### [Entries provided]
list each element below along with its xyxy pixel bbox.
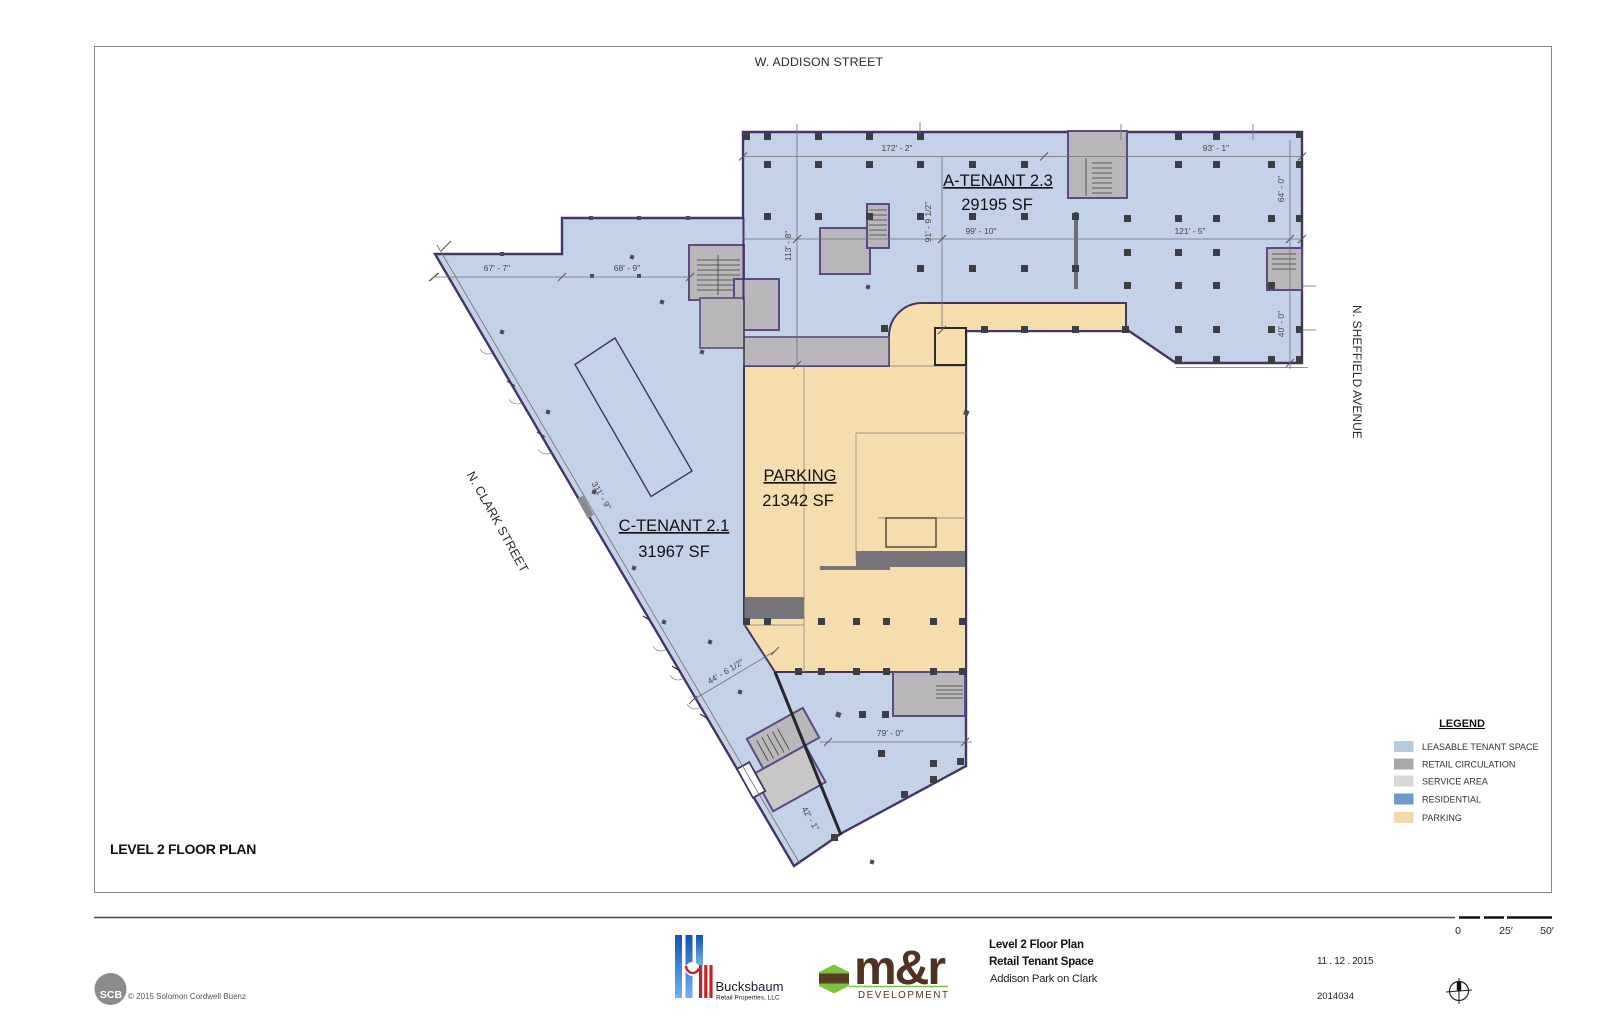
svg-text:C-TENANT 2.1: C-TENANT 2.1 <box>619 517 730 535</box>
svg-text:99' - 10": 99' - 10" <box>965 226 996 236</box>
svg-text:11 . 12 . 2015: 11 . 12 . 2015 <box>1317 956 1374 967</box>
svg-text:29195 SF: 29195 SF <box>961 196 1033 214</box>
svg-text:Retail Tenant Space: Retail Tenant Space <box>989 956 1094 968</box>
svg-text:2014034: 2014034 <box>1317 991 1354 1002</box>
svg-text:113' - 8": 113' - 8" <box>783 231 793 261</box>
svg-text:Level 2 Floor Plan: Level 2 Floor Plan <box>989 939 1084 951</box>
svg-text:LEVEL 2 FLOOR PLAN: LEVEL 2 FLOOR PLAN <box>110 841 256 857</box>
svg-text:31967 SF: 31967 SF <box>638 543 710 561</box>
svg-text:0: 0 <box>1455 925 1461 937</box>
svg-text:PARKING: PARKING <box>1422 813 1462 823</box>
svg-text:93' - 1": 93' - 1" <box>1203 143 1229 153</box>
svg-text:SERVICE AREA: SERVICE AREA <box>1422 777 1488 787</box>
svg-text:50′: 50′ <box>1540 925 1554 937</box>
svg-text:RETAIL CIRCULATION: RETAIL CIRCULATION <box>1422 760 1515 770</box>
svg-text:LEASABLE TENANT SPACE: LEASABLE TENANT SPACE <box>1422 742 1539 752</box>
svg-text:40' - 0": 40' - 0" <box>1276 311 1286 337</box>
svg-text:21342 SF: 21342 SF <box>762 492 834 510</box>
svg-text:Retail Properties, LLC: Retail Properties, LLC <box>716 995 780 1002</box>
svg-text:A-TENANT 2.3: A-TENANT 2.3 <box>943 172 1053 190</box>
svg-text:67' - 7": 67' - 7" <box>484 263 510 273</box>
svg-text:N. SHEFFIELD AVENUE: N. SHEFFIELD AVENUE <box>1350 305 1364 439</box>
svg-text:RESIDENTIAL: RESIDENTIAL <box>1422 795 1481 805</box>
svg-text:121' - 5": 121' - 5" <box>1174 226 1205 236</box>
svg-text:91' - 9 1/2": 91' - 9 1/2" <box>923 202 933 243</box>
svg-text:LEGEND: LEGEND <box>1439 718 1485 730</box>
svg-text:W. ADDISON STREET: W. ADDISON STREET <box>755 55 884 69</box>
svg-text:SCB: SCB <box>100 989 123 1001</box>
svg-text:PARKING: PARKING <box>763 467 836 485</box>
svg-text:25′: 25′ <box>1499 925 1513 937</box>
svg-text:Addison Park on Clark: Addison Park on Clark <box>990 973 1098 985</box>
svg-text:© 2015 Solomon Cordwell Buenz: © 2015 Solomon Cordwell Buenz <box>128 992 246 1001</box>
svg-text:172' - 2": 172' - 2" <box>881 143 912 153</box>
svg-text:68' - 9": 68' - 9" <box>614 263 640 273</box>
svg-text:Bucksbaum: Bucksbaum <box>716 979 784 994</box>
svg-text:DEVELOPMENT: DEVELOPMENT <box>858 990 950 1001</box>
svg-text:79' - 0": 79' - 0" <box>877 728 903 738</box>
svg-text:64' - 0": 64' - 0" <box>1276 176 1286 202</box>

### [Stated goal]
Reproduce the stretch of records from the line containing "svg-text:C-TENANT 2.1: C-TENANT" through the line containing "svg-text:Addison Park on", including both of those lines, without altering any character.

### [In response]
svg-text:C-TENANT 2.1: C-TENANT 2.1 <box>619 517 730 535</box>
svg-text:99' - 10": 99' - 10" <box>965 226 996 236</box>
svg-text:11 . 12 . 2015: 11 . 12 . 2015 <box>1317 956 1374 967</box>
svg-text:29195 SF: 29195 SF <box>961 196 1033 214</box>
svg-text:Retail Tenant Space: Retail Tenant Space <box>989 956 1094 968</box>
svg-text:2014034: 2014034 <box>1317 991 1354 1002</box>
svg-text:113' - 8": 113' - 8" <box>783 231 793 261</box>
svg-text:Level 2 Floor Plan: Level 2 Floor Plan <box>989 939 1084 951</box>
svg-text:LEVEL 2 FLOOR PLAN: LEVEL 2 FLOOR PLAN <box>110 841 256 857</box>
svg-text:31967 SF: 31967 SF <box>638 543 710 561</box>
svg-text:0: 0 <box>1455 925 1461 937</box>
svg-text:PARKING: PARKING <box>1422 813 1462 823</box>
svg-text:93' - 1": 93' - 1" <box>1203 143 1229 153</box>
svg-text:SERVICE AREA: SERVICE AREA <box>1422 777 1488 787</box>
svg-text:50′: 50′ <box>1540 925 1554 937</box>
svg-text:RETAIL CIRCULATION: RETAIL CIRCULATION <box>1422 760 1515 770</box>
svg-text:LEASABLE TENANT SPACE: LEASABLE TENANT SPACE <box>1422 742 1539 752</box>
svg-text:40' - 0": 40' - 0" <box>1276 311 1286 337</box>
svg-text:21342 SF: 21342 SF <box>762 492 834 510</box>
svg-text:Retail Properties, LLC: Retail Properties, LLC <box>716 995 780 1002</box>
svg-text:A-TENANT 2.3: A-TENANT 2.3 <box>943 172 1053 190</box>
svg-text:67' - 7": 67' - 7" <box>484 263 510 273</box>
svg-text:N. SHEFFIELD AVENUE: N. SHEFFIELD AVENUE <box>1350 305 1364 439</box>
svg-text:RESIDENTIAL: RESIDENTIAL <box>1422 795 1481 805</box>
svg-text:121' - 5": 121' - 5" <box>1174 226 1205 236</box>
svg-text:91' - 9 1/2": 91' - 9 1/2" <box>923 202 933 243</box>
svg-text:LEGEND: LEGEND <box>1439 718 1485 730</box>
svg-text:W. ADDISON STREET: W. ADDISON STREET <box>755 55 884 69</box>
svg-text:SCB: SCB <box>100 989 123 1001</box>
svg-text:PARKING: PARKING <box>763 467 836 485</box>
svg-text:25′: 25′ <box>1499 925 1513 937</box>
svg-text:Addison Park on Clark: Addison Park on Clark <box>990 973 1098 985</box>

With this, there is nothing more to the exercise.